There was the chairman of a major French bank whose resignation I called for because one of the bank’s traders who, alone, had committed a fraud costing the bank several billion euros. It’s not normal in a case of such malfunctioning for that person to stay in his job, or, if it is, we’re no longer in a system where people are accountable. At the same time, I defended a French industrialist taking the top job in a major French company, with a higher salary, because he’s a man with recognized expertise.

Bonuses

Similarly, the bonuses. When you make a list of bonuses for everyone who has helped a company make a profit, it’s absolutely fine. But when the company makes a loss, people mustn’t come and explain to me that they were capable of making the bonus list but incapable of making the "malus" one. When we gain whatever happens, we are no longer in a market economy system. We mislead people, and morally we are indefensible. Those who act like that, ladies and gentlemen, destroy the values of the market economy which we are all defending together. It makes a mockery of what we’re defending and a miniscule minority can distort, in the international public’s eyes, a system that has proved itself.

In future, there will be a much greater demand for income to better reflect social utility and merit; a greater demand for justice; and a greater demand for protection.

Regulation

So I believe, Professor Schwab, that we haven’t got a choice. Either we change of our own accord, or the changes will be imposed on us. By what? By whom? By economic, social and political crises. If we choose to do nothing, the system will be swept away, deservedly!

Either we will be capable of responding to the demand for protection, justice and fairness through cooperation, regulation and governance, or we will have protectionism, isolation and every man for himself. I am in favour of free trade, but is there anyone able to say that the public will accept some countries being exempt from all rules and flooding the markets of the others which respect rules? This sort of malfunctioning will lead to protectionism, which no one can ever approve of.

The G20 foreshadows the planetary governance of the 21st century. Without the G20, we would have had the triumph of "every man for himself". Without the G20, it would not have been possible to regulate bonuses, close down tax havens and change the accounting rules.

But I want to say one thing about Davos: it’s fine to take decisions, but they still have to be implemented! I want to seize this opportunity to say that while we are seeing the signs of recovery that seem to mark the end of the global recession, this mustn’t encourage us to be less daring, but even bolder. Even bolder in reforming our systems of social protection, improving our public finances, more stringently prosecuting the war against tax fraud in order to invest in the future. If we don’t do so, this recovery will be only a respite.

So the commitments made must be honoured.

G20 / Prudential Rules

I’m going to give some examples. If the absolutely crucial debate on accounting standards gets bogged down, if the private agencies to which we have delegated regulatory power deliberately flout the mandate given them by heads of State and government, and we let them get away with it, nothing will be left of the G20’s credibility. And if nothing is left of the G20’s credibility, we will lose the beginnings of world economic governance and that will be a disaster.

If competition is skewed by prudential rules remaining different from one country to another, from one continent to another, when we had decided the opposite should be the case. For example we must agree on a common definition of equity. And if we don’t agree on that, well, a lot of players will consider it normal to return to the habits they had before the crisis. I won’t be content with a symbolic and political decision being taken, I will ask for its implementation.

# DO THIS:
Decide whether each statement agrees with the text on bonuses and regulation, and answer yes or no, quoting the words from the text that settle it. 1. The trader behind the multi-billion-euro fraud acted alone. 2. Signs of recovery should lead to less daring. 3. The G20 made it possible to close down tax havens.

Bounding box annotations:

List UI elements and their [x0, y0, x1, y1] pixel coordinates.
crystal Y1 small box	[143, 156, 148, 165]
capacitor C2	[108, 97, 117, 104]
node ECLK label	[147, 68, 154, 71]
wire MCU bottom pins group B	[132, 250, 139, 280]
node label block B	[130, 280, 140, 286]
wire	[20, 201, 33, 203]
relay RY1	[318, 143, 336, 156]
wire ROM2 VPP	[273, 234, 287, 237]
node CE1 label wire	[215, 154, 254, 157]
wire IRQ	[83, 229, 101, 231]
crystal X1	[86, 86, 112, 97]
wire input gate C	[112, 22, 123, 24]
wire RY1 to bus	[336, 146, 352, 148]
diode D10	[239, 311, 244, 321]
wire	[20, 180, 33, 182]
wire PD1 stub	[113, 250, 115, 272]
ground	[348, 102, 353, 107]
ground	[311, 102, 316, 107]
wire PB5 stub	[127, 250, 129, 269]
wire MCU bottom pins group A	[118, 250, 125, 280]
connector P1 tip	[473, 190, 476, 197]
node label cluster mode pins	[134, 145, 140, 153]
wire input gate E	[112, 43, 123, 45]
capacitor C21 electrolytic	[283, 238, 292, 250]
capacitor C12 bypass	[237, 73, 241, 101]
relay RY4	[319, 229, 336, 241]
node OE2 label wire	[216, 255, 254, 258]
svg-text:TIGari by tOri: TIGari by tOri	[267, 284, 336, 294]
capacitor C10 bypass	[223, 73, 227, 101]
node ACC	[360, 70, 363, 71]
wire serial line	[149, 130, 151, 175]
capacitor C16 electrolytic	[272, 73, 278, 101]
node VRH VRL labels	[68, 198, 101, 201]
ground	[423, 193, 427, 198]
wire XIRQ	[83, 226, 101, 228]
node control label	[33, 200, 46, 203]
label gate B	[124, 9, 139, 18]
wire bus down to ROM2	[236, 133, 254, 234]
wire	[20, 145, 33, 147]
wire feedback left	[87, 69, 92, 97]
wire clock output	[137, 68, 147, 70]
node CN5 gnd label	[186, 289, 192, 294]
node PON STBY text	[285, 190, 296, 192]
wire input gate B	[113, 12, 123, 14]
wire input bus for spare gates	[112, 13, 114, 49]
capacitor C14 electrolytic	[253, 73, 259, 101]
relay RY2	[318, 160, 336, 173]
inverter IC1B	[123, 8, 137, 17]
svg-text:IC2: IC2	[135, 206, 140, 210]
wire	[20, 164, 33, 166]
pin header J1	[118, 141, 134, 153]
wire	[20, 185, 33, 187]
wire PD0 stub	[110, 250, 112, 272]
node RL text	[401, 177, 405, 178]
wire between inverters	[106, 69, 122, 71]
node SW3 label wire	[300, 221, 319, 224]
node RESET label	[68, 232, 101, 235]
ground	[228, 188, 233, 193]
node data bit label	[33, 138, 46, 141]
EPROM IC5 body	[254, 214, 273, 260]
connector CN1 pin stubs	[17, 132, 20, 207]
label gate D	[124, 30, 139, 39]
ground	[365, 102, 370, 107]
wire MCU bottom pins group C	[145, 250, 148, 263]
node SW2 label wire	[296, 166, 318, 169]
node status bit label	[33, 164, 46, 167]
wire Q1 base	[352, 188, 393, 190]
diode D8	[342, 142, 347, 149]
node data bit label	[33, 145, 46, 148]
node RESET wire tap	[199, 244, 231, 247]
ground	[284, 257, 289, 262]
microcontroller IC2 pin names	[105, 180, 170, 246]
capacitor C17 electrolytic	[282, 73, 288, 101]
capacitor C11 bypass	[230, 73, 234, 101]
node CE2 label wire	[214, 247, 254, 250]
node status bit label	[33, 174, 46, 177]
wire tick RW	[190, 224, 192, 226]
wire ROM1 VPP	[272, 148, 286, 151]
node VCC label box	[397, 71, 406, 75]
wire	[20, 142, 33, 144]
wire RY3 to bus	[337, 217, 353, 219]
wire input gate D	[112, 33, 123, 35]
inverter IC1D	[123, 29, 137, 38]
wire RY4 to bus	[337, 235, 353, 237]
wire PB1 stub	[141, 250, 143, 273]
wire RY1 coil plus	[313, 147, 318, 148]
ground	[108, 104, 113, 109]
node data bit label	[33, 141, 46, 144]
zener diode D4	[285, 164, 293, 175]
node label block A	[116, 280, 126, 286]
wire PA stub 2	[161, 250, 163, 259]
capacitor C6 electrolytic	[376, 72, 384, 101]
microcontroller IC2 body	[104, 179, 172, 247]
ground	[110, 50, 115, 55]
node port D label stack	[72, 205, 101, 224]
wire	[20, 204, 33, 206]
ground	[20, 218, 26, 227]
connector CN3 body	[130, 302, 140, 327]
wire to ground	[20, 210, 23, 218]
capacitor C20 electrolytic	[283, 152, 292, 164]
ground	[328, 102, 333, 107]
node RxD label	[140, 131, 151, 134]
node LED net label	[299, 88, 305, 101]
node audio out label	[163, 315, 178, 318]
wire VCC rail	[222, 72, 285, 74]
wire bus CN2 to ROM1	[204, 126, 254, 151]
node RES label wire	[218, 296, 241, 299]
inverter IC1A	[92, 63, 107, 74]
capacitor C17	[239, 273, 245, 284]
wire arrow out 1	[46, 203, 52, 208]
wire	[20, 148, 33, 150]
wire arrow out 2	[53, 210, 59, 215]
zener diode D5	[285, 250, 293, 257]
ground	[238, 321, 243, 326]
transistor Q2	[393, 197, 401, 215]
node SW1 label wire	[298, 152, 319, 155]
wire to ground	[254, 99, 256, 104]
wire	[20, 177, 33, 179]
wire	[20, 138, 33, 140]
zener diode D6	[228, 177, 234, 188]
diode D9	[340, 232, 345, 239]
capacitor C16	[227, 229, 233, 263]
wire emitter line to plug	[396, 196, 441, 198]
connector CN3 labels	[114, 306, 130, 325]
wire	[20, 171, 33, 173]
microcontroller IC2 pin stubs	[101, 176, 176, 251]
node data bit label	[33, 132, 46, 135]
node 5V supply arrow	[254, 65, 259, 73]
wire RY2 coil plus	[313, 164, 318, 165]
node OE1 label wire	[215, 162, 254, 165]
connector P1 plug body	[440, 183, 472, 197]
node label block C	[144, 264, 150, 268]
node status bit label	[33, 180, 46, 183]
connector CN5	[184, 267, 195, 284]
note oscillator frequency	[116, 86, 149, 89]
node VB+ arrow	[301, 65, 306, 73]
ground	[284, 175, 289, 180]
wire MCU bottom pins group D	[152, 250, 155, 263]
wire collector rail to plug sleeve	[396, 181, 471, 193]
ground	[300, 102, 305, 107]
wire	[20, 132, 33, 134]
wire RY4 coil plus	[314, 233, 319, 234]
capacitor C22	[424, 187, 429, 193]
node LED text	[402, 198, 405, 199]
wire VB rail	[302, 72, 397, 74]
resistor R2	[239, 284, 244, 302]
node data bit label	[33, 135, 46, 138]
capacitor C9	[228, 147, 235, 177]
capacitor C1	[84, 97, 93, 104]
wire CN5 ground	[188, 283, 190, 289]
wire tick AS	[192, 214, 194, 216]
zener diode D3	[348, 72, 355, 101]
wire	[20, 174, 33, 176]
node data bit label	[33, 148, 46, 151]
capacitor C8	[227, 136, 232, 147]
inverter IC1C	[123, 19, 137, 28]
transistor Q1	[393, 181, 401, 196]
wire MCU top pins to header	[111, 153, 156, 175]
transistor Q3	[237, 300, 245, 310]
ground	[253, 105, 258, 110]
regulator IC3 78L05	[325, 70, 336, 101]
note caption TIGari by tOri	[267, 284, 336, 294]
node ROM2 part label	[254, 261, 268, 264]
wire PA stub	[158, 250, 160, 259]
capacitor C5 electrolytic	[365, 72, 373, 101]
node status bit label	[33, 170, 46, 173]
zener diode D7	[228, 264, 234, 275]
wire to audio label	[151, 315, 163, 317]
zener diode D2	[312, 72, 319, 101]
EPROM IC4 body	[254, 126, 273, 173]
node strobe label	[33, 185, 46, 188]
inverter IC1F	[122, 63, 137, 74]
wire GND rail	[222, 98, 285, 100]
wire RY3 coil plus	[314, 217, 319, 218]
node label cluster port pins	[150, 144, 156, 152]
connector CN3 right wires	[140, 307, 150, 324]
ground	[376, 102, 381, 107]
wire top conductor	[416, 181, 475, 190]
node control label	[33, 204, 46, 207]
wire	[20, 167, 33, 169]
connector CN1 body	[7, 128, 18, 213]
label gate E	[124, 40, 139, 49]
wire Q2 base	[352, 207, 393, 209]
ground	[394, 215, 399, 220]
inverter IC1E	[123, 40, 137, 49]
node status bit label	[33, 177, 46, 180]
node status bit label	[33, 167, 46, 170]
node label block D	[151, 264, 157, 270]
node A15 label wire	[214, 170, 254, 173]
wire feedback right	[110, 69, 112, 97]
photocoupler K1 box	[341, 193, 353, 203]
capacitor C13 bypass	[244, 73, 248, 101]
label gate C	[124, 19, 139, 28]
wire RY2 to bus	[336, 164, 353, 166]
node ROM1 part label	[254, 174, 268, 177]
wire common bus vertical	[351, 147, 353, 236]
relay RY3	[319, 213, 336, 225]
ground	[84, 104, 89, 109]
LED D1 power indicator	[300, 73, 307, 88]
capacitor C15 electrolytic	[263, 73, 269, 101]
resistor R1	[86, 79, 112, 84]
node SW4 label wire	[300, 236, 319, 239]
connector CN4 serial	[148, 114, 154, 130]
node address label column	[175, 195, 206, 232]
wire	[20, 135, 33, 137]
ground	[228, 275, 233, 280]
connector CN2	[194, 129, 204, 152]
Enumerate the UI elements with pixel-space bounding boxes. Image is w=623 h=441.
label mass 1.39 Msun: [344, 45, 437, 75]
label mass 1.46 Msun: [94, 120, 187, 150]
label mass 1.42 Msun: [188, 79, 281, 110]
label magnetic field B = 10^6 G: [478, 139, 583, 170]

# TASK RESULT:
1. Yes: "one of the bank’s traders who, alone, had committed a fraud costing the bank several billion euros"
2. No: "this mustn’t encourage us to be less daring, but even bolder"
3. Yes: "Without the G20, it would not have been possible to regulate bonuses, close down tax havens and change the accounting rules"